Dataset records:
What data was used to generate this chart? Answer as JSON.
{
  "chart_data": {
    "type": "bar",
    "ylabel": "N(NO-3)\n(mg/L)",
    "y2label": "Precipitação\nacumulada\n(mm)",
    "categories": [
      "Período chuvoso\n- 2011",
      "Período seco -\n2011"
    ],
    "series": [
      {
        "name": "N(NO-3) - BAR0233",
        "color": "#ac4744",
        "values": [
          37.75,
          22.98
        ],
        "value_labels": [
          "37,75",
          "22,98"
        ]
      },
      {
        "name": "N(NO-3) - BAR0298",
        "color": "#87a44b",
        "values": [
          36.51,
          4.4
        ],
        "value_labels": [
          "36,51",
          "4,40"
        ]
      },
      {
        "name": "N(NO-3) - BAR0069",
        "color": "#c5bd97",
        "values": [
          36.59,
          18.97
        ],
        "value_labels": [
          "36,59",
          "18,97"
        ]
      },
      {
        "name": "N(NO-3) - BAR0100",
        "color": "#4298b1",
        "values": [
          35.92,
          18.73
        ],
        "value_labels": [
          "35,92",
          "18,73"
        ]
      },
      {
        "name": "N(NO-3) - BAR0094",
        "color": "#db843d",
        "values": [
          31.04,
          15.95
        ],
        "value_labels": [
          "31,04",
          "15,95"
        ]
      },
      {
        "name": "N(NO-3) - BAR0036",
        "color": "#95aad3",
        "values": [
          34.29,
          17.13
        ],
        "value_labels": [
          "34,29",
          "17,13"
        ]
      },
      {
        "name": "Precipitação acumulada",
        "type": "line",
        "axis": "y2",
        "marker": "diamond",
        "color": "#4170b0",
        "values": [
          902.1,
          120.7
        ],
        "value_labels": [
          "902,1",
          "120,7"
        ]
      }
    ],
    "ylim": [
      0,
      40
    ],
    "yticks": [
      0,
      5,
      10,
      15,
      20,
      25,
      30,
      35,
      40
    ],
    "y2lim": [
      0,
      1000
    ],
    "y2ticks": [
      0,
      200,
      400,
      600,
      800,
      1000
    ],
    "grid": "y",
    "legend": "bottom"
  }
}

### Exercise objective
Print the entries exactly. Include every one.

### Exercise solution
What data was used to generate this chart? Answer as JSON.
{
  "chart_data": {
    "type": "bar",
    "ylabel": "N(NO-3)\n(mg/L)",
    "y2label": "Precipitação\nacumulada\n(mm)",
    "categories": [
      "Período chuvoso\n- 2011",
      "Período seco -\n2011"
    ],
    "series": [
      {
        "name": "N(NO-3) - BAR0233",
        "color": "#ac4744",
        "values": [
          37.75,
          22.98
        ],
        "value_labels": [
          "37,75",
          "22,98"
        ]
      },
      {
        "name": "N(NO-3) - BAR0298",
        "color": "#87a44b",
        "values": [
          36.51,
          4.4
        ],
        "value_labels": [
          "36,51",
          "4,40"
        ]
      },
      {
        "name": "N(NO-3) - BAR0069",
        "color": "#c5bd97",
        "values": [
          36.59,
          18.97
        ],
        "value_labels": [
          "36,59",
          "18,97"
        ]
      },
      {
        "name": "N(NO-3) - BAR0100",
        "color": "#4298b1",
        "values": [
          35.92,
          18.73
        ],
        "value_labels": [
          "35,92",
          "18,73"
        ]
      },
      {
        "name": "N(NO-3) - BAR0094",
        "color": "#db843d",
        "values": [
          31.04,
          15.95
        ],
        "value_labels": [
          "31,04",
          "15,95"
        ]
      },
      {
        "name": "N(NO-3) - BAR0036",
        "color": "#95aad3",
        "values": [
          34.29,
          17.13
        ],
        "value_labels": [
          "34,29",
          "17,13"
        ]
      },
      {
        "name": "Precipitação acumulada",
        "type": "line",
        "axis": "y2",
        "marker": "diamond",
        "color": "#4170b0",
        "values": [
          902.1,
          120.7
        ],
        "value_labels": [
          "902,1",
          "120,7"
        ]
      }
    ],
    "ylim": [
      0,
      40
    ],
    "yticks": [
      0,
      5,
      10,
      15,
      20,
      25,
      30,
      35,
      40
    ],
    "y2lim": [
      0,
      1000
    ],
    "y2ticks": [
      0,
      200,
      400,
      600,
      800,
      1000
    ],
    "grid": "y",
    "legend": "bottom"
  }
}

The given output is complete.